Start of Information shown

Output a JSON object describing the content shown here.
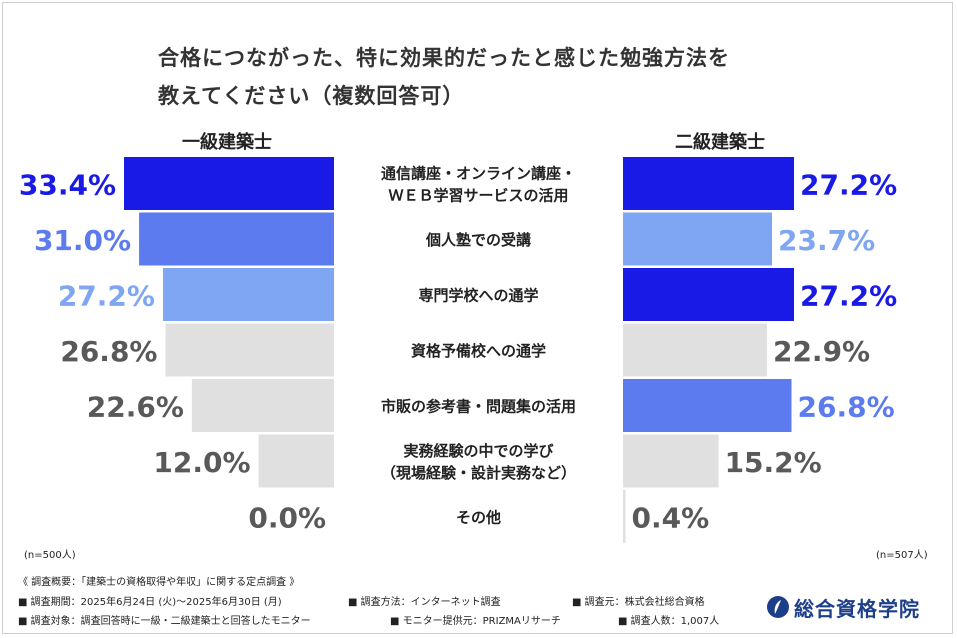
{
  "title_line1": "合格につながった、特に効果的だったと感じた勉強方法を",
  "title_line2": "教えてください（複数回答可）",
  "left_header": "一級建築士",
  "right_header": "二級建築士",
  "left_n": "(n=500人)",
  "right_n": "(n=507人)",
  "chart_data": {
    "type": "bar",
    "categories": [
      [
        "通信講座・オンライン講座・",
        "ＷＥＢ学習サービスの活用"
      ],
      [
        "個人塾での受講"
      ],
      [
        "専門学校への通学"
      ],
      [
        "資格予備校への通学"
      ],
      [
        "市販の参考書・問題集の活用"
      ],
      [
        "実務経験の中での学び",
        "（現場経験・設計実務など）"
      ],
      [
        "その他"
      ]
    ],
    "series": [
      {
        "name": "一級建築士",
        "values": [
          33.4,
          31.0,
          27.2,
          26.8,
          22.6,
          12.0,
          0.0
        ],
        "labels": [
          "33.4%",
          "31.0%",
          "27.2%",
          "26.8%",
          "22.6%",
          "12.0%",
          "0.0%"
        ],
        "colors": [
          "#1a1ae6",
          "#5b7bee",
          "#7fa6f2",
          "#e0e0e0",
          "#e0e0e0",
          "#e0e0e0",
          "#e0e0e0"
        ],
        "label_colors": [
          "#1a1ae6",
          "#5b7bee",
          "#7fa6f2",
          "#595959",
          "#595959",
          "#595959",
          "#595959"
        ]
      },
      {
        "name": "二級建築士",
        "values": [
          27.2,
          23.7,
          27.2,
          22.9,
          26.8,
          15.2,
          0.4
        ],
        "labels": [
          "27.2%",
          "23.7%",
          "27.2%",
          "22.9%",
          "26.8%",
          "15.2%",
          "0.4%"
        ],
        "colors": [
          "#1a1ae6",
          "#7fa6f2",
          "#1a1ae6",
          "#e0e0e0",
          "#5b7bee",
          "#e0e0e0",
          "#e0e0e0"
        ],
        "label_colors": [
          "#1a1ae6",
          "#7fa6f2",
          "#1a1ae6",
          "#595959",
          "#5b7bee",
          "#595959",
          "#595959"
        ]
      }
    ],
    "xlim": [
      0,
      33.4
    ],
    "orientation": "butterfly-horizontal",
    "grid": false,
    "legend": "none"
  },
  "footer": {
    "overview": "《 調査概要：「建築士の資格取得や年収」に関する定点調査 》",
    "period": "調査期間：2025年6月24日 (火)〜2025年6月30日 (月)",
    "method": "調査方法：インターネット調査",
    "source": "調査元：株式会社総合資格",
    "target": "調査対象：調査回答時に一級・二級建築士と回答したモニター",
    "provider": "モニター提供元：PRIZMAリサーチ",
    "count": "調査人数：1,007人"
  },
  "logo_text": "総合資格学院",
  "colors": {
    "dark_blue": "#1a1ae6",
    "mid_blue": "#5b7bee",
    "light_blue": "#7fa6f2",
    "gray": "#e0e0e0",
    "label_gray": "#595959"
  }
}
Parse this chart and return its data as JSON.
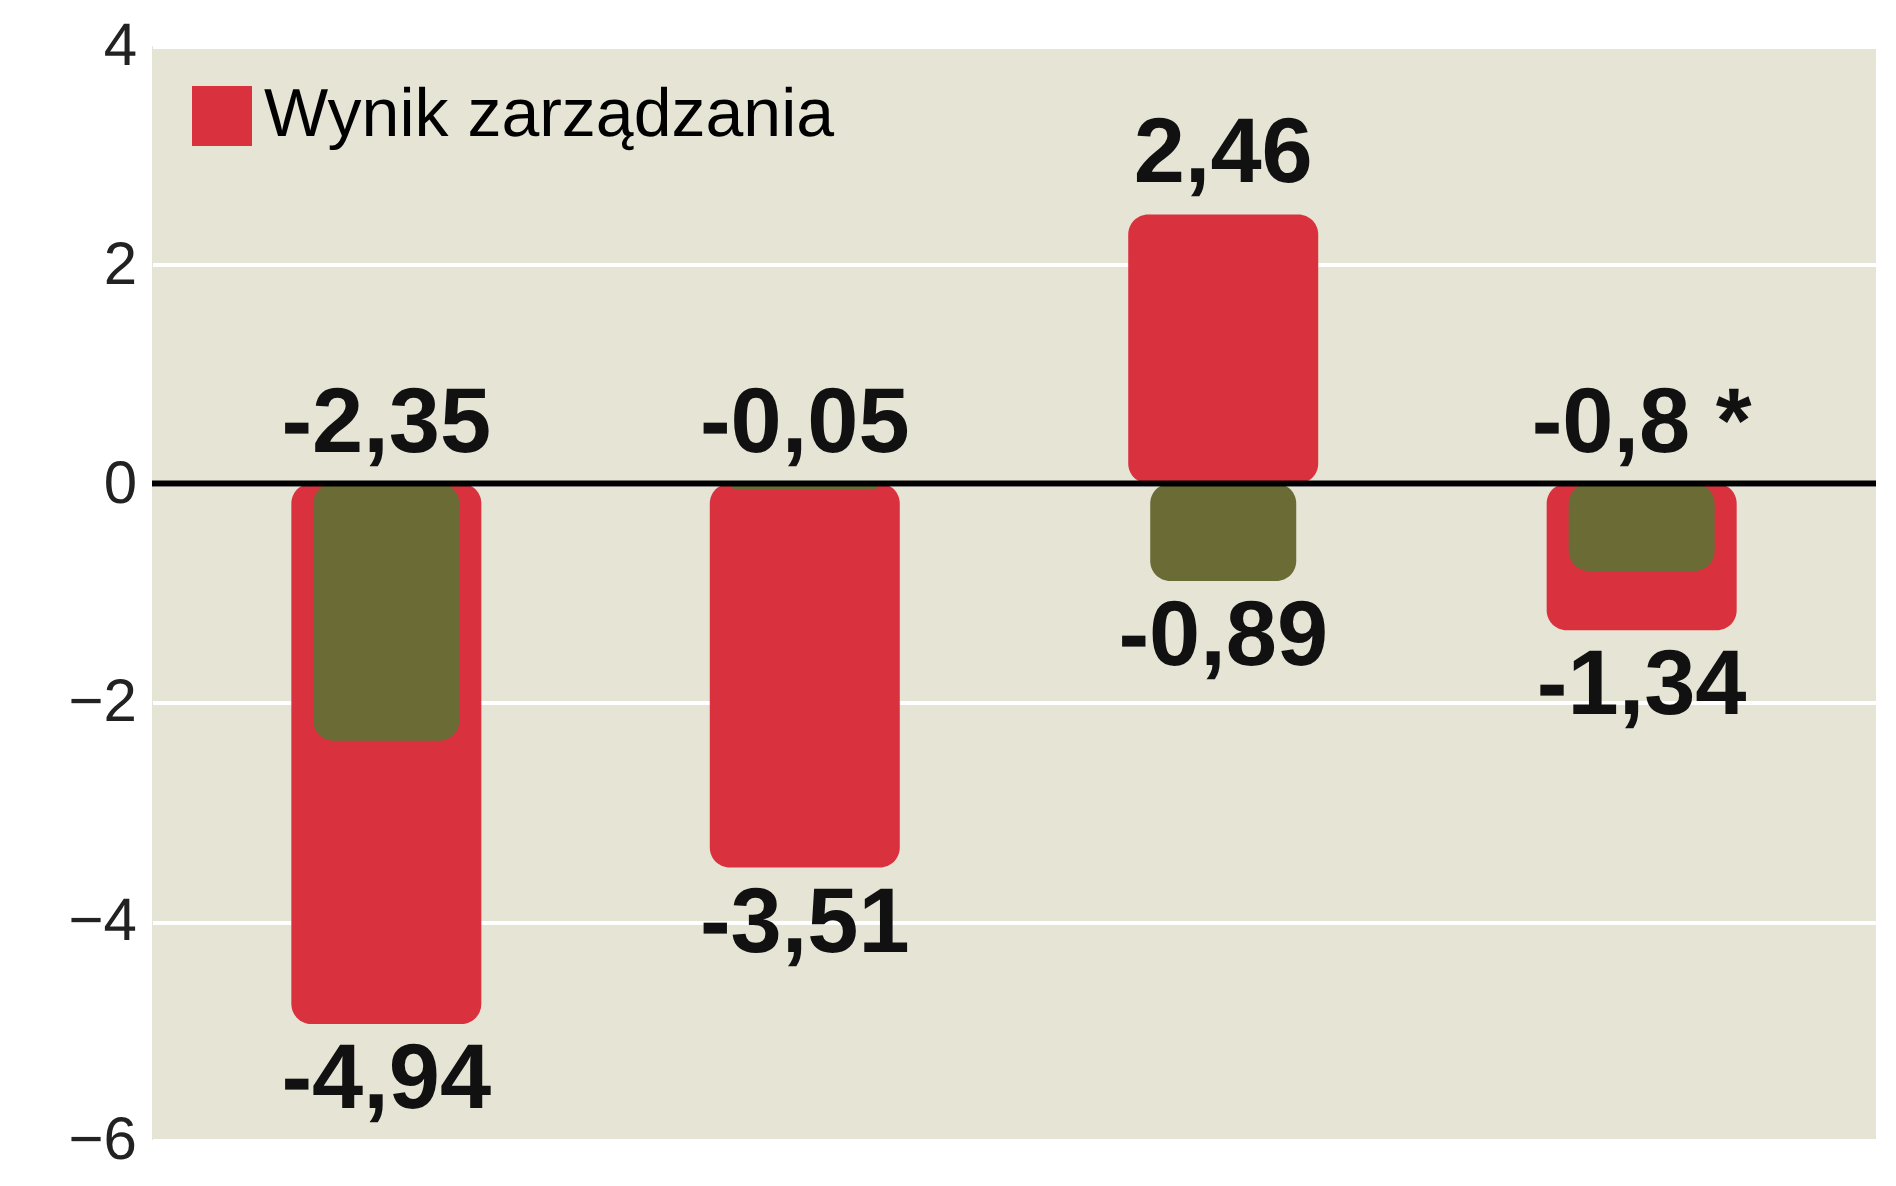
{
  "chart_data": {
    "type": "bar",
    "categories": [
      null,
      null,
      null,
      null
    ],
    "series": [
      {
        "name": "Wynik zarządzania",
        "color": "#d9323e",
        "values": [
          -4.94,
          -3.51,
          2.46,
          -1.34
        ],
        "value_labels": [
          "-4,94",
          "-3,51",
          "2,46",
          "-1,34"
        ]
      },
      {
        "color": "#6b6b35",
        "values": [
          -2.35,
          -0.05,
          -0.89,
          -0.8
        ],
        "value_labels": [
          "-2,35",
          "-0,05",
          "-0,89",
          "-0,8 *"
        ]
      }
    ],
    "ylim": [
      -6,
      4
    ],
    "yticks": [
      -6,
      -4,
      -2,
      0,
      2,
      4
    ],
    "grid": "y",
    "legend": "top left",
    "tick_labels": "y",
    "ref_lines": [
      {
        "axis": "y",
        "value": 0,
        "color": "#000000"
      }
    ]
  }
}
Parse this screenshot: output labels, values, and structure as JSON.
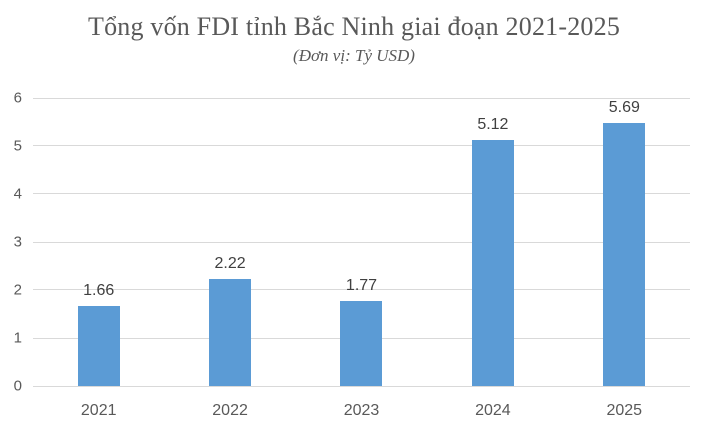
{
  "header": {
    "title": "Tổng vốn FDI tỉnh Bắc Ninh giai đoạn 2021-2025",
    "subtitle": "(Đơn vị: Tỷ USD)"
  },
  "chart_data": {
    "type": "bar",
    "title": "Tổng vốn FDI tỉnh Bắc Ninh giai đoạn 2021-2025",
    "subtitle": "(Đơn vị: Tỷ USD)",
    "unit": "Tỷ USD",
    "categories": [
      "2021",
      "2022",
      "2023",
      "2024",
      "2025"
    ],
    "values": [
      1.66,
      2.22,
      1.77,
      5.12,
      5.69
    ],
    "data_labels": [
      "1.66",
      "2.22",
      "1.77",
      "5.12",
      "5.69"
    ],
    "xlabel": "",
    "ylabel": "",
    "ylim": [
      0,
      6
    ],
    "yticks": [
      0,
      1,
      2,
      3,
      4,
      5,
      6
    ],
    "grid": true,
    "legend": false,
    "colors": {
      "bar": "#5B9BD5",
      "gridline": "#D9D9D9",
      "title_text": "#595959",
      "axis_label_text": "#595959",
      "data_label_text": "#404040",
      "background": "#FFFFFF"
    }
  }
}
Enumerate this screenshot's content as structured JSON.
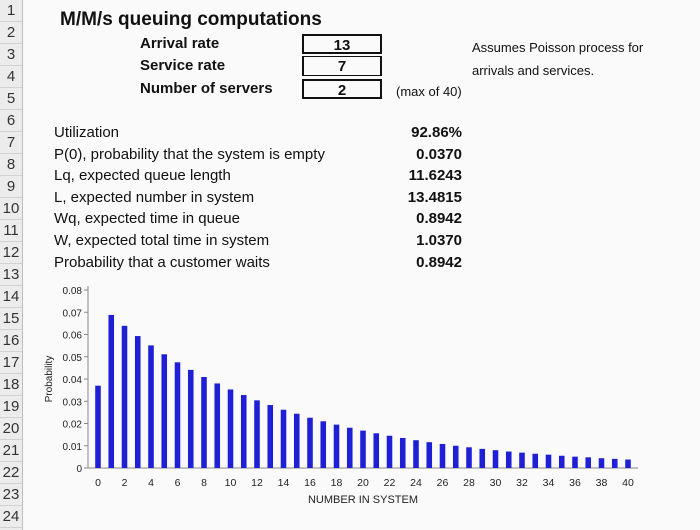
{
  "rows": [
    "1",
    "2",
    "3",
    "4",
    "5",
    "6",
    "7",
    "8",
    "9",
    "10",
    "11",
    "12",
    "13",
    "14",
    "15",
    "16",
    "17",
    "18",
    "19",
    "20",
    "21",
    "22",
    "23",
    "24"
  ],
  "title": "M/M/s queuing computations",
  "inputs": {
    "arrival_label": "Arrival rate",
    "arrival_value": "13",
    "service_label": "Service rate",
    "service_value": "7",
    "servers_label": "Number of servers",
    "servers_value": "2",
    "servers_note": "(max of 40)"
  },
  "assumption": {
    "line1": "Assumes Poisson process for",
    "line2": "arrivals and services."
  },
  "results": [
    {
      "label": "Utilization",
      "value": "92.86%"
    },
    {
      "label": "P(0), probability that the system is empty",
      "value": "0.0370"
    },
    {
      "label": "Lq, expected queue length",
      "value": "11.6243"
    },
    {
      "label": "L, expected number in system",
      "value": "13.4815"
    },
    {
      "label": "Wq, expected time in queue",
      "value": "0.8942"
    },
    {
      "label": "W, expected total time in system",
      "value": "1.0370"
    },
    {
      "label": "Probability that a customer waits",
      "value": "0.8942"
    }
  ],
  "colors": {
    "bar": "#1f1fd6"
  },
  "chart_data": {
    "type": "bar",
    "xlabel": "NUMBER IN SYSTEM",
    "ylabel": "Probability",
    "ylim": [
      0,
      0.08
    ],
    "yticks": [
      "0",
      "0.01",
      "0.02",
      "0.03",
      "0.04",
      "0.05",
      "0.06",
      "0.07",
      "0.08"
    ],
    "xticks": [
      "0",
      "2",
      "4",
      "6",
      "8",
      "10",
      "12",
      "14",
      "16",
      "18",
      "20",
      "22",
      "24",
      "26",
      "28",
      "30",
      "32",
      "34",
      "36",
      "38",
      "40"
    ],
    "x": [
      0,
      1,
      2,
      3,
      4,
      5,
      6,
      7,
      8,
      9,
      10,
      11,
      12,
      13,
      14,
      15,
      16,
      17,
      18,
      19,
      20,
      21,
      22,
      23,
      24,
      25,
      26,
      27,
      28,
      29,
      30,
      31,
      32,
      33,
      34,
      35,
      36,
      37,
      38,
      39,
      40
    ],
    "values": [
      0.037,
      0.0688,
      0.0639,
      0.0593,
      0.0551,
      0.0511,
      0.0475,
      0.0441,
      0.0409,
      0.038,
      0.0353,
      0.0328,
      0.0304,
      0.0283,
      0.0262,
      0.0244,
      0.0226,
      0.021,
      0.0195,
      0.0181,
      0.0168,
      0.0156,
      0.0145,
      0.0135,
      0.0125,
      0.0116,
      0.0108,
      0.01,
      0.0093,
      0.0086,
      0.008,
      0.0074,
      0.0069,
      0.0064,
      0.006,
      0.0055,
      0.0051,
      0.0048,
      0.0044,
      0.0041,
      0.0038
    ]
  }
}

End of Information shown

#### Short problem
Read through the entries and copy every line that includes "JSON".

#### Solved exercise
Output a JSON object describing the content shown here.
Parse this chart and return its data as JSON.
Parse this screenshot: output labels, values, and structure as JSON.
Enumerate this screenshot's content as structured JSON.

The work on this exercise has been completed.